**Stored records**
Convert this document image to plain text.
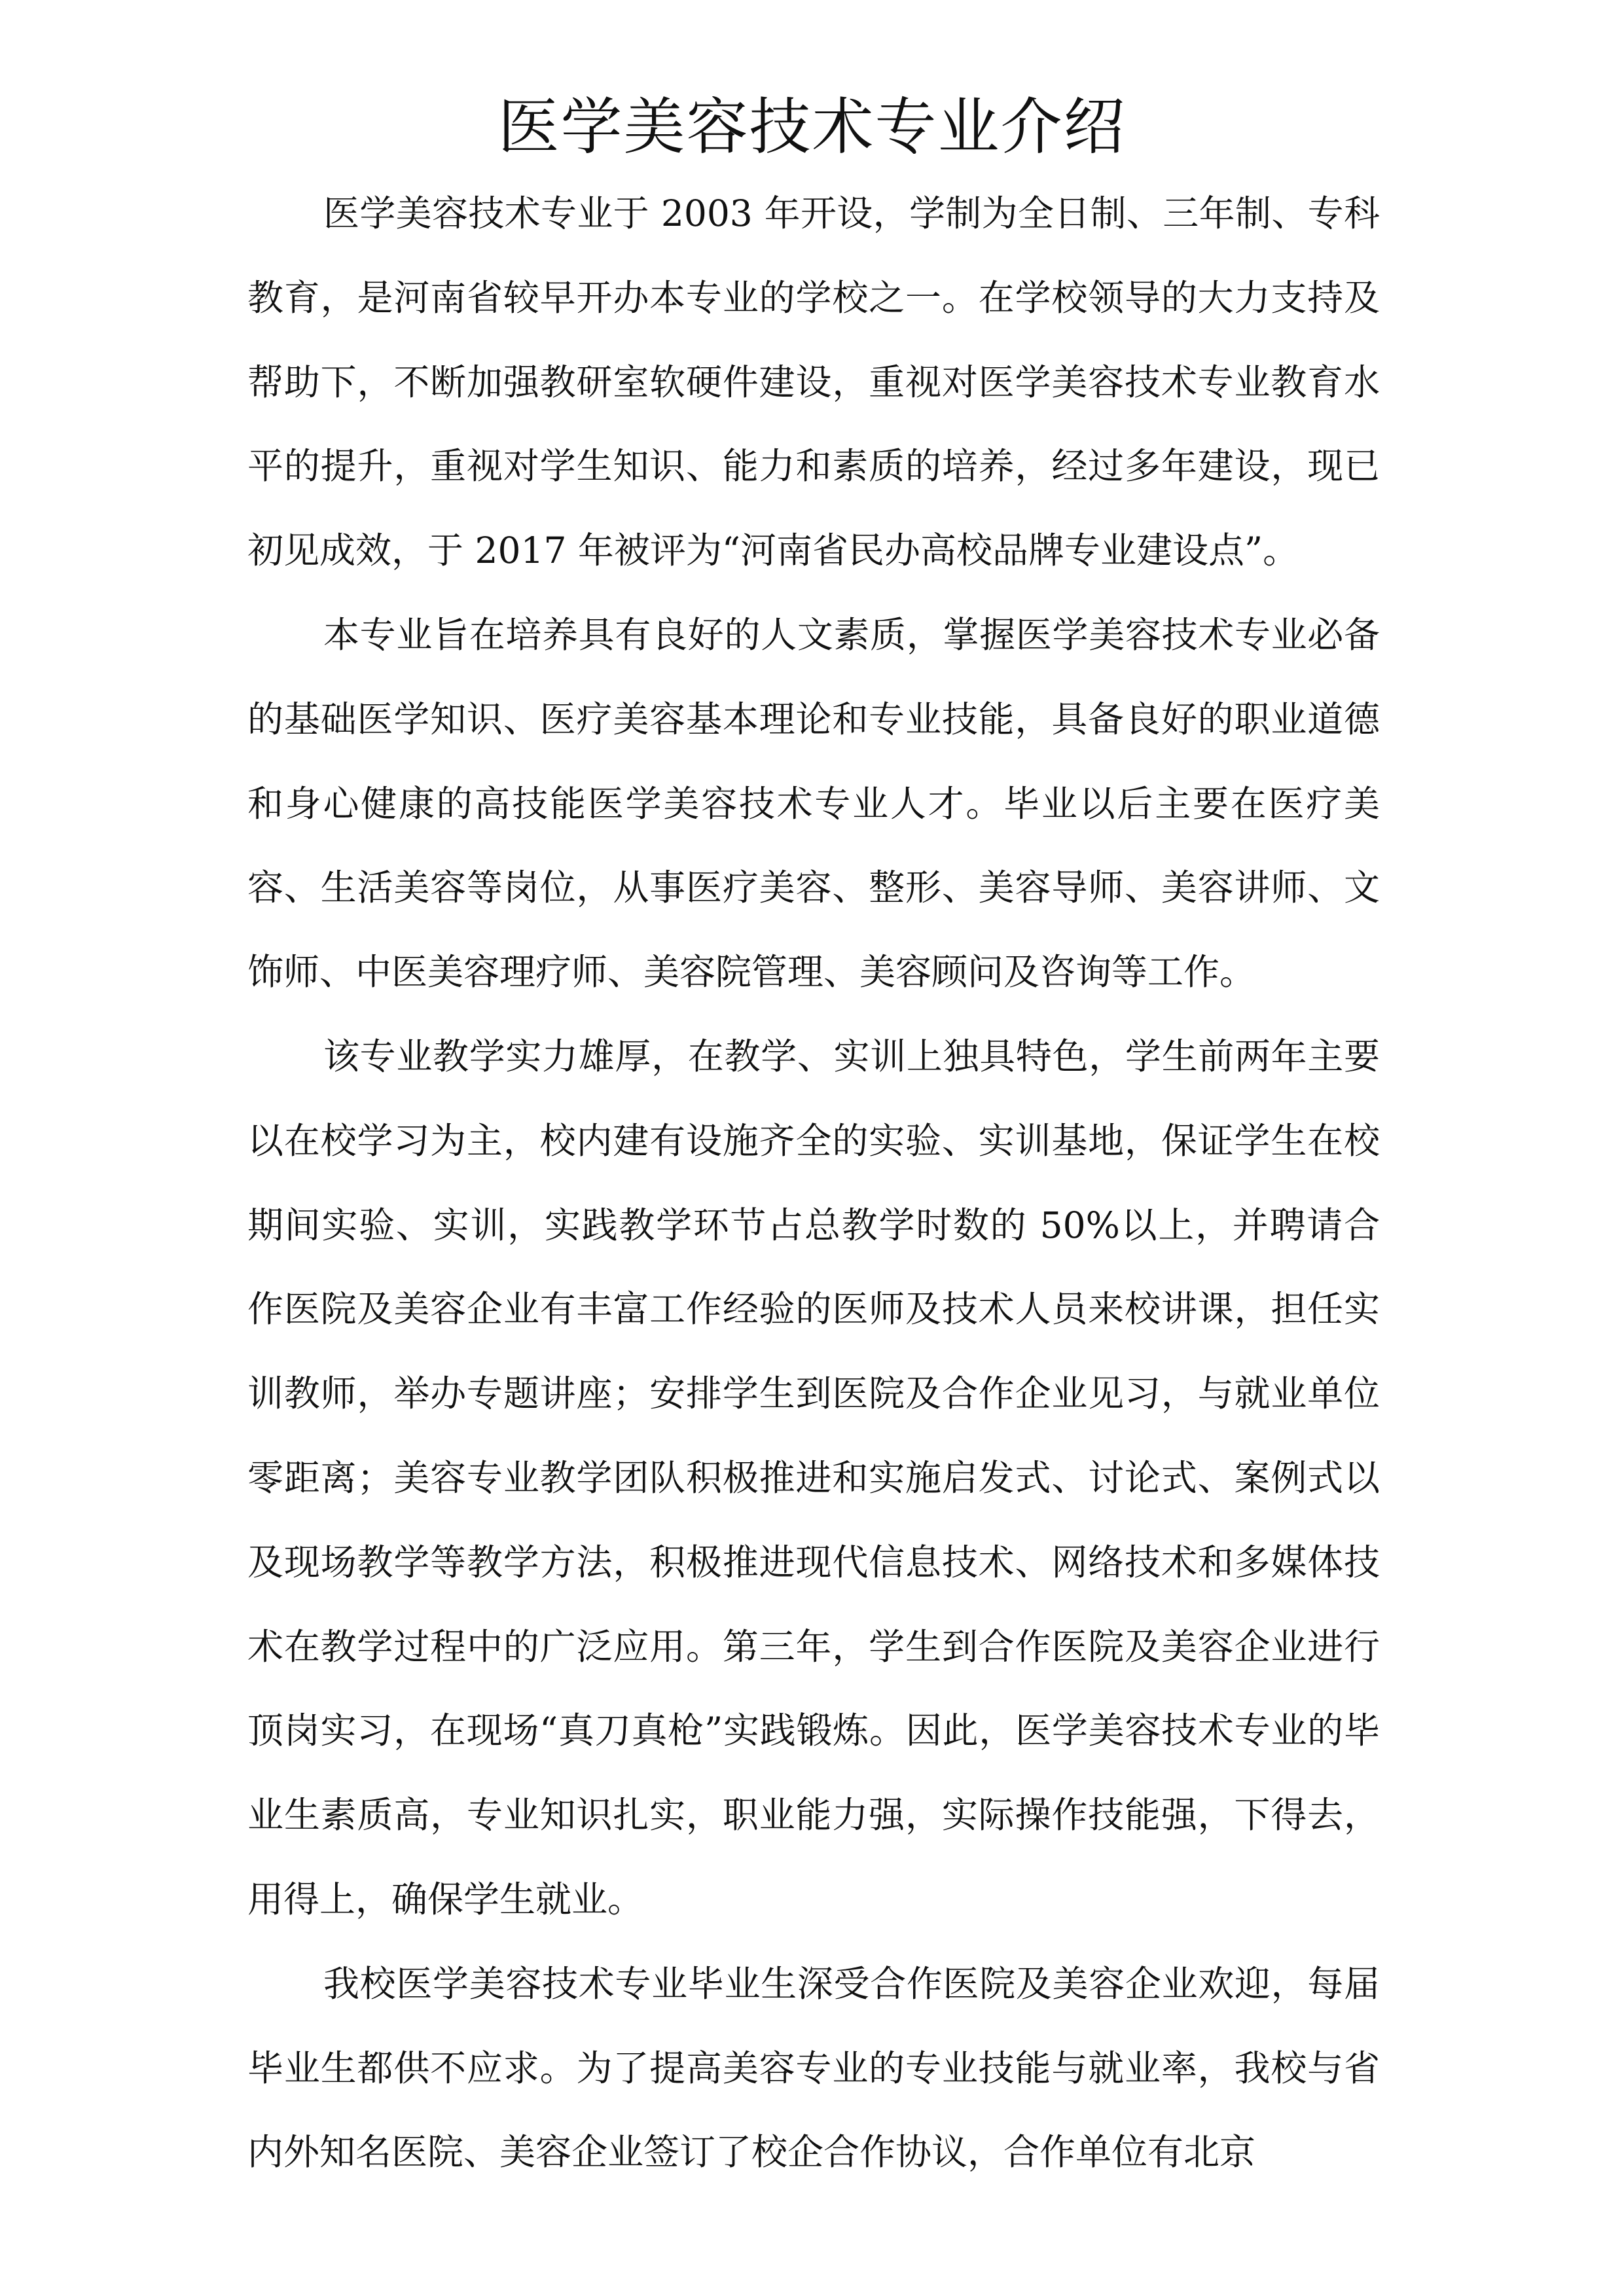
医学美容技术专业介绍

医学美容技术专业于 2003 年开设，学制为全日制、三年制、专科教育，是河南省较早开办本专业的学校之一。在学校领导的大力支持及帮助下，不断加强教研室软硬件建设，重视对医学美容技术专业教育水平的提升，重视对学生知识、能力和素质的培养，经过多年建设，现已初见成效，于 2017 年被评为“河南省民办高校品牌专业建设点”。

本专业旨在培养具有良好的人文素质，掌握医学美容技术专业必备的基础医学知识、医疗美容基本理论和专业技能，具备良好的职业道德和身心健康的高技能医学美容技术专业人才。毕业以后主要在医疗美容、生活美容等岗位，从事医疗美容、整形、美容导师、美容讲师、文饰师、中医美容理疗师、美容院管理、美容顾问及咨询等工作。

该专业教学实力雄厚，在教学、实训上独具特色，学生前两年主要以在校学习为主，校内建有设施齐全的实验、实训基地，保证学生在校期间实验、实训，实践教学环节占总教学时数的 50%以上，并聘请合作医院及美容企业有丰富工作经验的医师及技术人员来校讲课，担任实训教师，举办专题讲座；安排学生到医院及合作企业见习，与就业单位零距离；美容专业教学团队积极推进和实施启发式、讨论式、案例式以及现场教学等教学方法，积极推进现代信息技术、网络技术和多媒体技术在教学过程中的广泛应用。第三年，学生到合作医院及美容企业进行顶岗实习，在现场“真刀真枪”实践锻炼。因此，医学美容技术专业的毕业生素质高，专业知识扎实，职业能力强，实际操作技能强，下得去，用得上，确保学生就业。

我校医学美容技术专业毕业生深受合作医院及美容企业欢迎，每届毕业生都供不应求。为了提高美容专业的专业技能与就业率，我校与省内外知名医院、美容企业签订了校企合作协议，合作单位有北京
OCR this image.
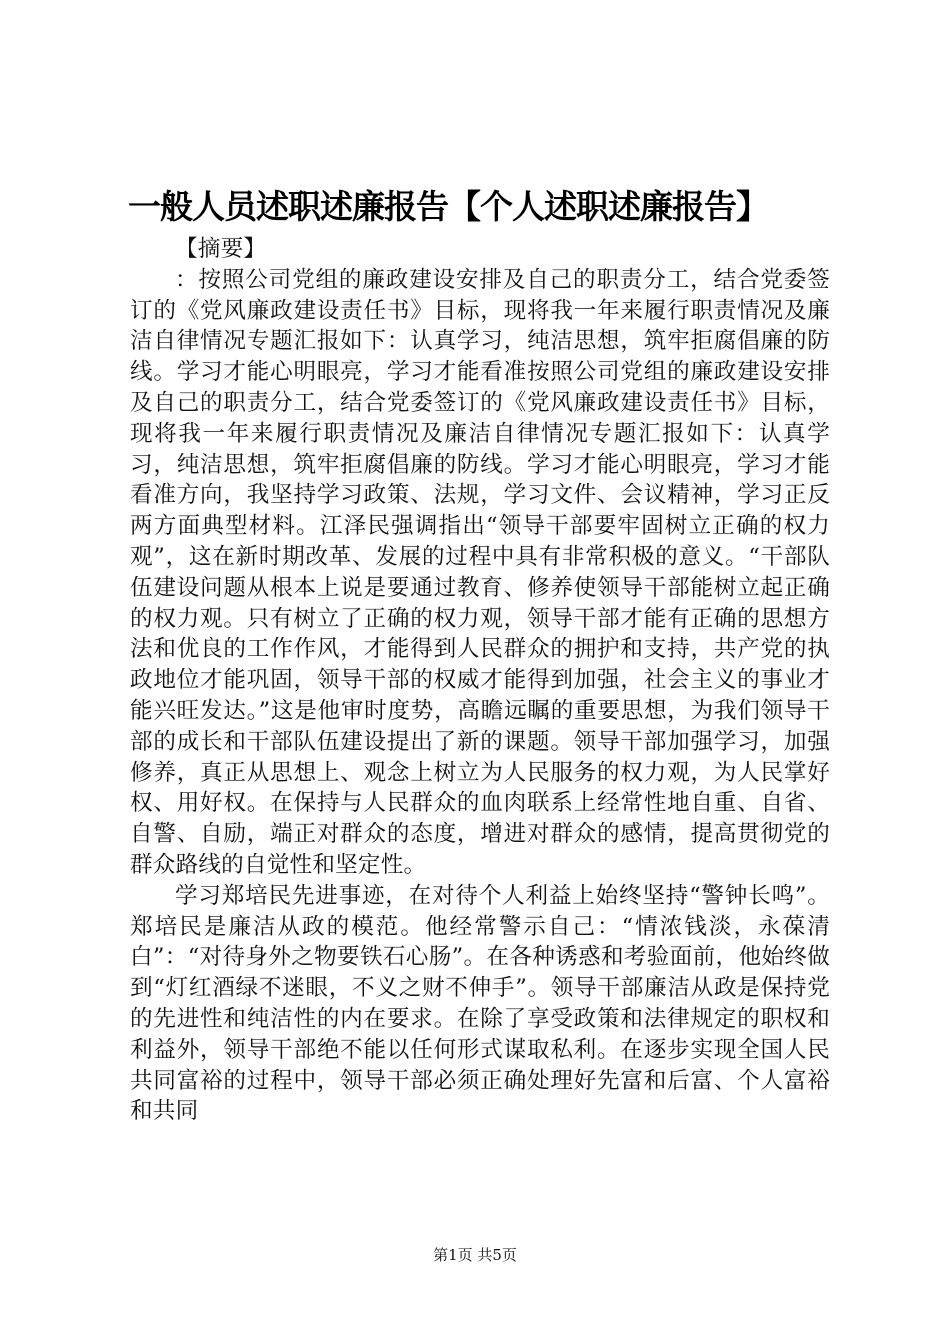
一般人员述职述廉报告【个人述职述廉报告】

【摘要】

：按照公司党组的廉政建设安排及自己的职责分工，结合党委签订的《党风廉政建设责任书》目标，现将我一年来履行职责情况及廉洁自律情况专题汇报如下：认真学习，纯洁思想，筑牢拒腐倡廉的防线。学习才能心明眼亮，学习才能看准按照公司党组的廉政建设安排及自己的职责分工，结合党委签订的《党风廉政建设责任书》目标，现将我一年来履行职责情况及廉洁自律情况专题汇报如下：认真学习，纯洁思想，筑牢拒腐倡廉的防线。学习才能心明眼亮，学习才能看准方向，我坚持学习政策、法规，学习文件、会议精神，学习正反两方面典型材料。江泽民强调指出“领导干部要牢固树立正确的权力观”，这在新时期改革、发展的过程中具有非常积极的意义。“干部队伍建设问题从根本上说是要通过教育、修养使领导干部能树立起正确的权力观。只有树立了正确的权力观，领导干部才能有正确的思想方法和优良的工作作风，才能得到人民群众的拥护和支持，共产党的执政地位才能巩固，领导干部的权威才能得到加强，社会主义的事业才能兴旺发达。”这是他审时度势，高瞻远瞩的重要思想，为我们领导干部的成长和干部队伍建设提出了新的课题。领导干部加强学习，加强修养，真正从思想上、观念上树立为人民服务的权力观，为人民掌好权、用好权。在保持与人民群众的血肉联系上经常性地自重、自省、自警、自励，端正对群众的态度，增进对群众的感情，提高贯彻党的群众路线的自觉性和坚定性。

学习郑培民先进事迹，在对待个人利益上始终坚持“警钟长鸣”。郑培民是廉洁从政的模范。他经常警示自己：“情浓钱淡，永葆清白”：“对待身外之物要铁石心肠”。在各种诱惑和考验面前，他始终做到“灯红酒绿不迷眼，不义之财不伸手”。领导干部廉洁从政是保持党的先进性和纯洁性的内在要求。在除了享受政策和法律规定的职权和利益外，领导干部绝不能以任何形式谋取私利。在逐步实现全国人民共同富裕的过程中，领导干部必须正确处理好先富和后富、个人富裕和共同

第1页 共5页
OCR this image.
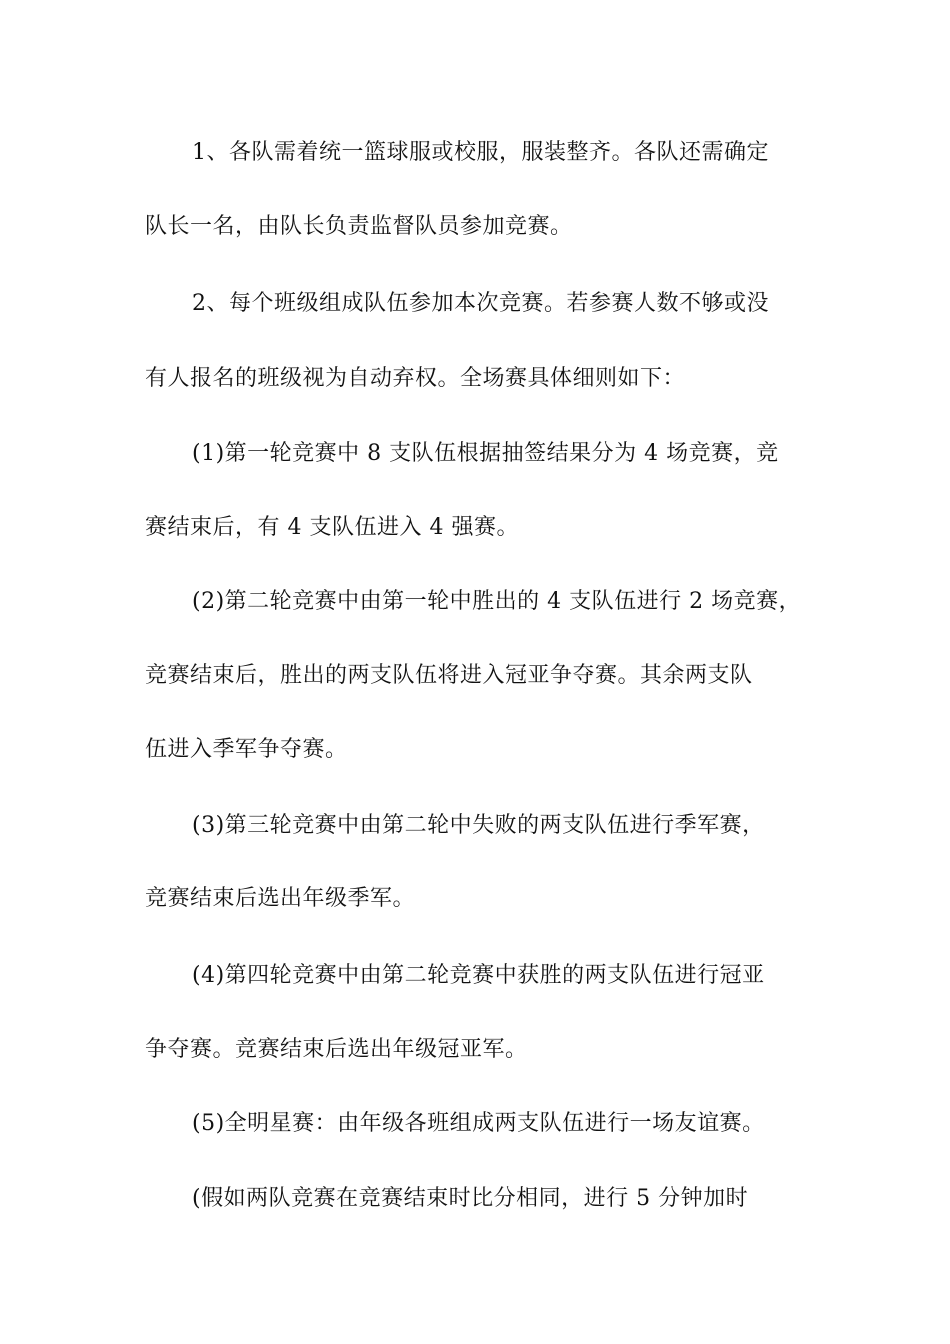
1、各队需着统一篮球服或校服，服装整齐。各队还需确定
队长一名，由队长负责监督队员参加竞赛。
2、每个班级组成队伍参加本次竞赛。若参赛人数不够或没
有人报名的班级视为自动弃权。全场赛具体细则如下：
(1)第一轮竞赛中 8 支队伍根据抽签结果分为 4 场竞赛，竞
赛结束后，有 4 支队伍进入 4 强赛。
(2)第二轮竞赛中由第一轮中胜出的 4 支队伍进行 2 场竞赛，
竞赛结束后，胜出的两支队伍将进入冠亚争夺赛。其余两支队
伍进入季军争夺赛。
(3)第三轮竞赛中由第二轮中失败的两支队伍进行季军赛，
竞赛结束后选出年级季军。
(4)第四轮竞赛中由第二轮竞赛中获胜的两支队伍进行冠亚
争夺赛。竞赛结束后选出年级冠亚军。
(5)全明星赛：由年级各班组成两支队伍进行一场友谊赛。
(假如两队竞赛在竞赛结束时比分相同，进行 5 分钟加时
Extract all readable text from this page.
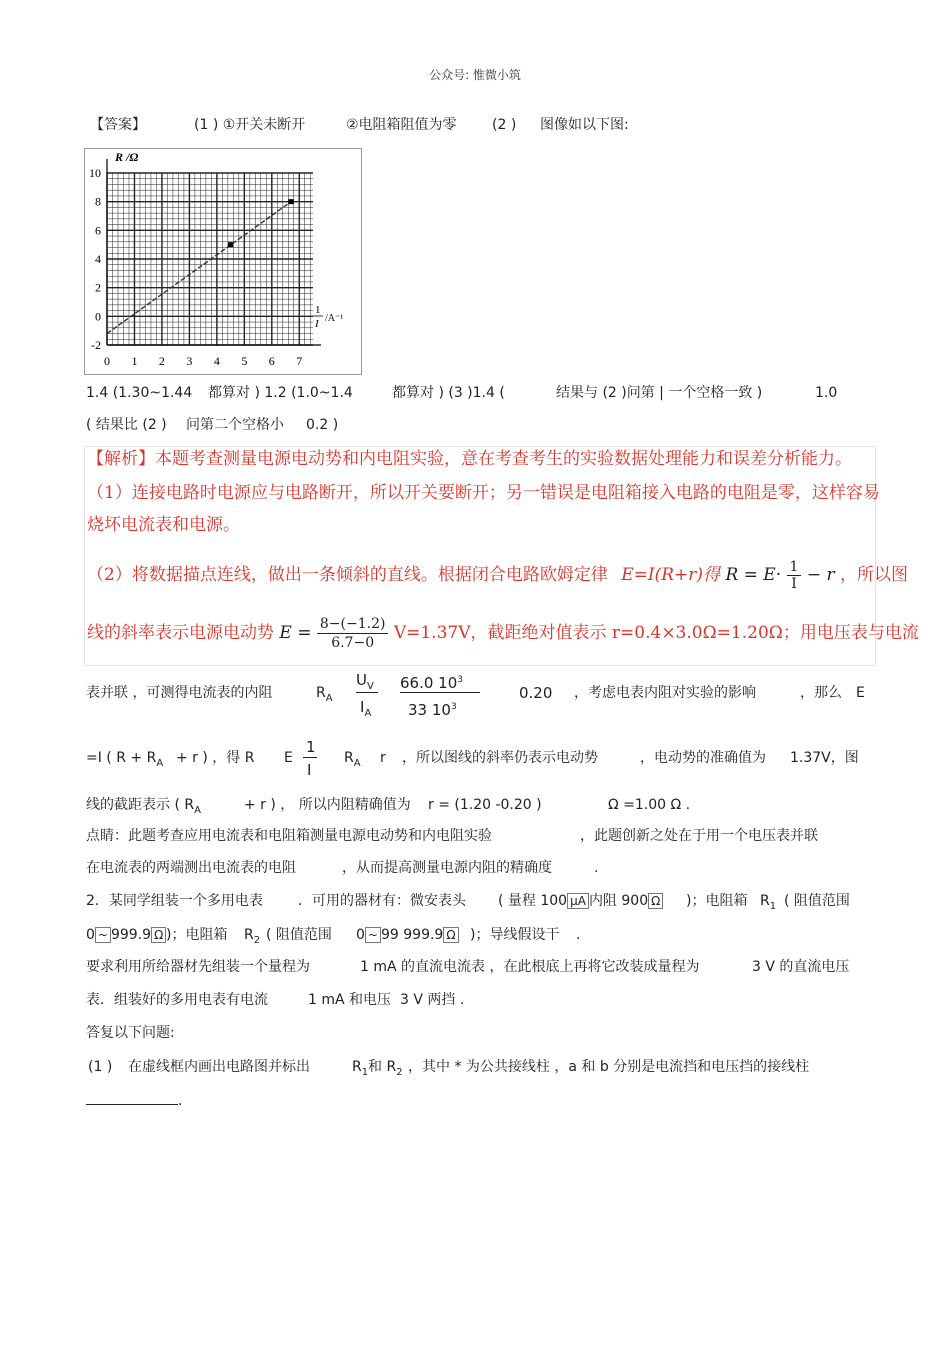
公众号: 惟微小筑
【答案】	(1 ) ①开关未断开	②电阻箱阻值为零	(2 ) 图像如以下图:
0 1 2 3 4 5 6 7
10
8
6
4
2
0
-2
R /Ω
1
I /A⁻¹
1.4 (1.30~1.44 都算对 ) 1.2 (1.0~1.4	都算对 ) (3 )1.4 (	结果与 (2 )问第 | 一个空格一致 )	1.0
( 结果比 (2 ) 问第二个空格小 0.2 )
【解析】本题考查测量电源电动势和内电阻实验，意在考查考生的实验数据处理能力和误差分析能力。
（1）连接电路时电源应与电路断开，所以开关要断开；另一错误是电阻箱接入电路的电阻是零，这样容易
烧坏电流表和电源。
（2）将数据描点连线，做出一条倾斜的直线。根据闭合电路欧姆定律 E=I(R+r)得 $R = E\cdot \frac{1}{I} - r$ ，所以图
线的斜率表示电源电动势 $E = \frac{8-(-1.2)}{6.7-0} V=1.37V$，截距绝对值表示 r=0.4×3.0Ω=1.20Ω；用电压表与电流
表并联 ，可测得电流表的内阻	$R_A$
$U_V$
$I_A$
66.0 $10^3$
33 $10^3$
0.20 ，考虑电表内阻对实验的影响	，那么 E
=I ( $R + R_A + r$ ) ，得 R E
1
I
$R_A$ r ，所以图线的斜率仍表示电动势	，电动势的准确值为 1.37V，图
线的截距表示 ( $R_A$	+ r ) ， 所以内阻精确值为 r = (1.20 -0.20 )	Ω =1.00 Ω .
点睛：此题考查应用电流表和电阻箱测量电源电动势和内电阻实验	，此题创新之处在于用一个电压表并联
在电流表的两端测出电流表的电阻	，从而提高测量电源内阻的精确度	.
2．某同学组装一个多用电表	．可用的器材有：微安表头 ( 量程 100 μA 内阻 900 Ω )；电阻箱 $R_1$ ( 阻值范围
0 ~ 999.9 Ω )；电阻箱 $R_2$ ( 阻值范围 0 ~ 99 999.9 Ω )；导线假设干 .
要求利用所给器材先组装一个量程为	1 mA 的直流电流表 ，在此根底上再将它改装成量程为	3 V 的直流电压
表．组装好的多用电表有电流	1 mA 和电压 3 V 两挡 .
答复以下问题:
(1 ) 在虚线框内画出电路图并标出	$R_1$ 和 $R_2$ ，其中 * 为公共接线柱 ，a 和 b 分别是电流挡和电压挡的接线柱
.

**Problem details**
Each line in the entries above that includes the string "text" should be extracted.

**Solved problem**
Convert this document image to plain text.
Extract all readable text from this page.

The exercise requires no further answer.